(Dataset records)
====

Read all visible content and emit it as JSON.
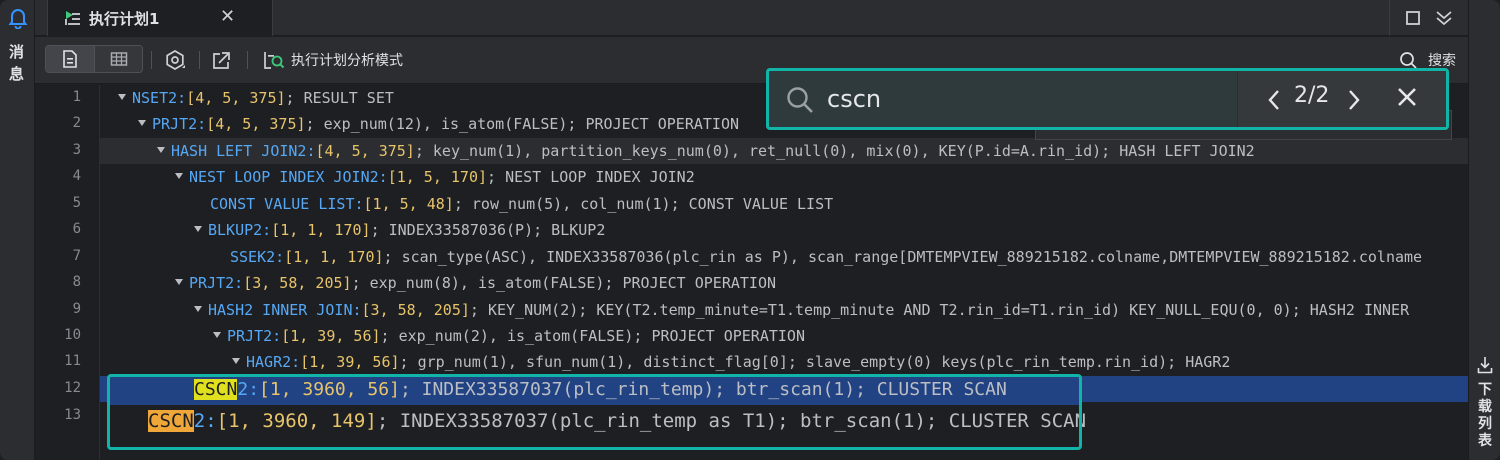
{
  "sidebar_left": {
    "label": "消息"
  },
  "sidebar_right": {
    "label": "下载列表"
  },
  "tab": {
    "title": "执行计划1"
  },
  "toolbar": {
    "mode_label": "执行计划分析模式",
    "search_label": "搜索"
  },
  "search": {
    "value": "cscn",
    "match_count": "2/2"
  },
  "colors": {
    "accent": "#10b5a8",
    "selection": "#214283",
    "name": "#56a8f5",
    "bracket": "#e8c46a"
  },
  "lines": [
    {
      "num": "1",
      "caret": true,
      "name": "NSET2:",
      "bracket": "[4, 5, 375]",
      "rest": "; RESULT SET"
    },
    {
      "num": "2",
      "caret": true,
      "name": "PRJT2:",
      "bracket": "[4, 5, 375]",
      "rest": "; exp_num(12), is_atom(FALSE); PROJECT OPERATION"
    },
    {
      "num": "3",
      "caret": true,
      "name": "HASH LEFT JOIN2:",
      "bracket": "[4, 5, 375]",
      "rest": "; key_num(1), partition_keys_num(0), ret_null(0), mix(0), KEY(P.id=A.rin_id); HASH LEFT JOIN2"
    },
    {
      "num": "4",
      "caret": true,
      "name": "NEST LOOP INDEX JOIN2:",
      "bracket": "[1, 5, 170]",
      "rest": "; NEST LOOP INDEX JOIN2"
    },
    {
      "num": "5",
      "caret": false,
      "name": "CONST VALUE LIST:",
      "bracket": "[1, 5, 48]",
      "rest": "; row_num(5), col_num(1); CONST VALUE LIST"
    },
    {
      "num": "6",
      "caret": true,
      "name": "BLKUP2:",
      "bracket": "[1, 1, 170]",
      "rest": "; INDEX33587036(P); BLKUP2"
    },
    {
      "num": "7",
      "caret": false,
      "name": "SSEK2:",
      "bracket": "[1, 1, 170]",
      "rest": "; scan_type(ASC), INDEX33587036(plc_rin as P), scan_range[DMTEMPVIEW_889215182.colname,DMTEMPVIEW_889215182.colname"
    },
    {
      "num": "8",
      "caret": true,
      "name": "PRJT2:",
      "bracket": "[3, 58, 205]",
      "rest": "; exp_num(8), is_atom(FALSE); PROJECT OPERATION"
    },
    {
      "num": "9",
      "caret": true,
      "name": "HASH2 INNER JOIN:",
      "bracket": "[3, 58, 205]",
      "rest": "; KEY_NUM(2); KEY(T2.temp_minute=T1.temp_minute AND T2.rin_id=T1.rin_id) KEY_NULL_EQU(0, 0); HASH2 INNER"
    },
    {
      "num": "10",
      "caret": true,
      "name": "PRJT2:",
      "bracket": "[1, 39, 56]",
      "rest": "; exp_num(2), is_atom(FALSE); PROJECT OPERATION"
    },
    {
      "num": "11",
      "caret": true,
      "name": "HAGR2:",
      "bracket": "[1, 39, 56]",
      "rest": "; grp_num(1), sfun_num(1), distinct_flag[0]; slave_empty(0) keys(plc_rin_temp.rin_id); HAGR2"
    },
    {
      "num": "12",
      "caret": false,
      "name_match": "CSCN",
      "name": "2:",
      "bracket": "[1, 3960, 56]",
      "rest": "; INDEX33587037(plc_rin_temp); btr_scan(1); CLUSTER SCAN"
    },
    {
      "num": "13",
      "caret": false,
      "name_match": "CSCN",
      "name": "2:",
      "bracket": "[1, 3960, 149]",
      "rest": "; INDEX33587037(plc_rin_temp as T1); btr_scan(1); CLUSTER SCAN"
    }
  ]
}
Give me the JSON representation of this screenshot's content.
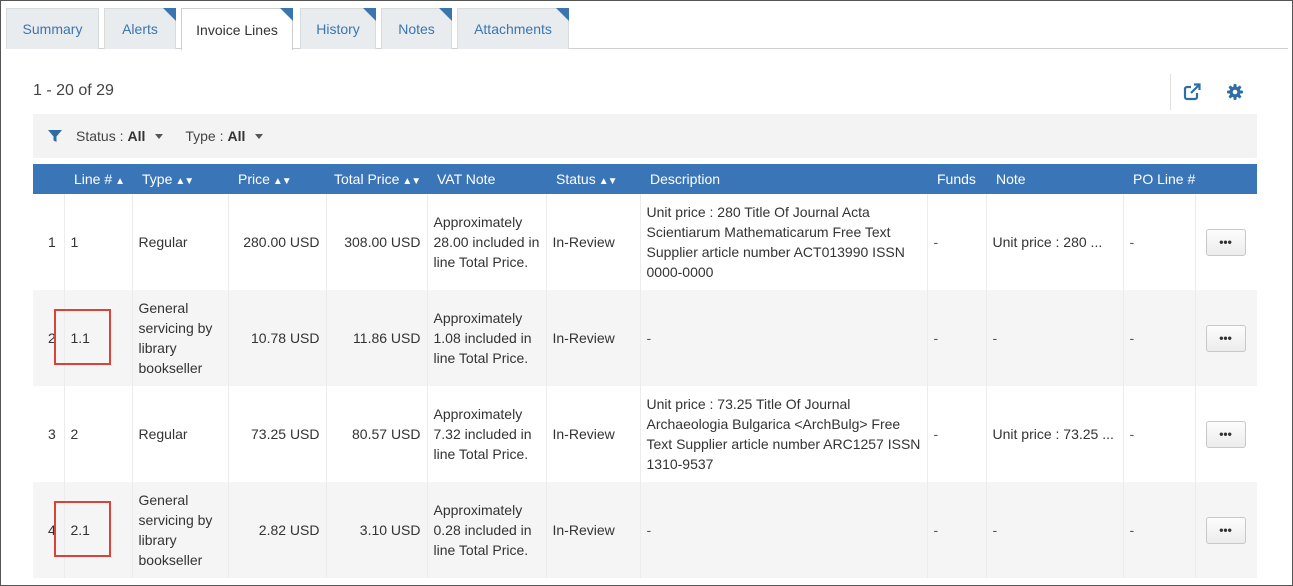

====

What is required:
Restate the data above exactly, stripping out each image.

Answer:
Read all visible content and emit it as JSON.
{
  "sidebar_left": {
    "label": "消息"
  },
  "sidebar_right": {
    "label": "下载列表"
  },
  "tab": {
    "title": "执行计划1"
  },
  "toolbar": {
    "mode_label": "执行计划分析模式",
    "search_label": "搜索"
  },
  "search": {
    "value": "cscn",
    "match_count": "2/2"
  },
  "colors": {
    "accent": "#10b5a8",
    "selection": "#214283",
    "name": "#56a8f5",
    "bracket": "#e8c46a"
  },
  "lines": [
    {
      "num": "1",
      "caret": true,
      "name": "NSET2:",
      "bracket": "[4, 5, 375]",
      "rest": "; RESULT SET"
    },
    {
      "num": "2",
      "caret": true,
      "name": "PRJT2:",
      "bracket": "[4, 5, 375]",
      "rest": "; exp_num(12), is_atom(FALSE); PROJECT OPERATION"
    },
    {
      "num": "3",
      "caret": true,
      "name": "HASH LEFT JOIN2:",
      "bracket": "[4, 5, 375]",
      "rest": "; key_num(1), partition_keys_num(0), ret_null(0), mix(0), KEY(P.id=A.rin_id); HASH LEFT JOIN2"
    },
    {
      "num": "4",
      "caret": true,
      "name": "NEST LOOP INDEX JOIN2:",
      "bracket": "[1, 5, 170]",
      "rest": "; NEST LOOP INDEX JOIN2"
    },
    {
      "num": "5",
      "caret": false,
      "name": "CONST VALUE LIST:",
      "bracket": "[1, 5, 48]",
      "rest": "; row_num(5), col_num(1); CONST VALUE LIST"
    },
    {
      "num": "6",
      "caret": true,
      "name": "BLKUP2:",
      "bracket": "[1, 1, 170]",
      "rest": "; INDEX33587036(P); BLKUP2"
    },
    {
      "num": "7",
      "caret": false,
      "name": "SSEK2:",
      "bracket": "[1, 1, 170]",
      "rest": "; scan_type(ASC), INDEX33587036(plc_rin as P), scan_range[DMTEMPVIEW_889215182.colname,DMTEMPVIEW_889215182.colname"
    },
    {
      "num": "8",
      "caret": true,
      "name": "PRJT2:",
      "bracket": "[3, 58, 205]",
      "rest": "; exp_num(8), is_atom(FALSE); PROJECT OPERATION"
    },
    {
      "num": "9",
      "caret": true,
      "name": "HASH2 INNER JOIN:",
      "bracket": "[3, 58, 205]",
      "rest": "; KEY_NUM(2); KEY(T2.temp_minute=T1.temp_minute AND T2.rin_id=T1.rin_id) KEY_NULL_EQU(0, 0); HASH2 INNER"
    },
    {
      "num": "10",
      "caret": true,
      "name": "PRJT2:",
      "bracket": "[1, 39, 56]",
      "rest": "; exp_num(2), is_atom(FALSE); PROJECT OPERATION"
    },
    {
      "num": "11",
      "caret": true,
      "name": "HAGR2:",
      "bracket": "[1, 39, 56]",
      "rest": "; grp_num(1), sfun_num(1), distinct_flag[0]; slave_empty(0) keys(plc_rin_temp.rin_id); HAGR2"
    },
    {
      "num": "12",
      "caret": false,
      "name_match": "CSCN",
      "name": "2:",
      "bracket": "[1, 3960, 56]",
      "rest": "; INDEX33587037(plc_rin_temp); btr_scan(1); CLUSTER SCAN"
    },
    {
      "num": "13",
      "caret": false,
      "name_match": "CSCN",
      "name": "2:",
      "bracket": "[1, 3960, 149]",
      "rest": "; INDEX33587037(plc_rin_temp as T1); btr_scan(1); CLUSTER SCAN"
    }
  ]
}
Give me the JSON representation of this screenshot's content.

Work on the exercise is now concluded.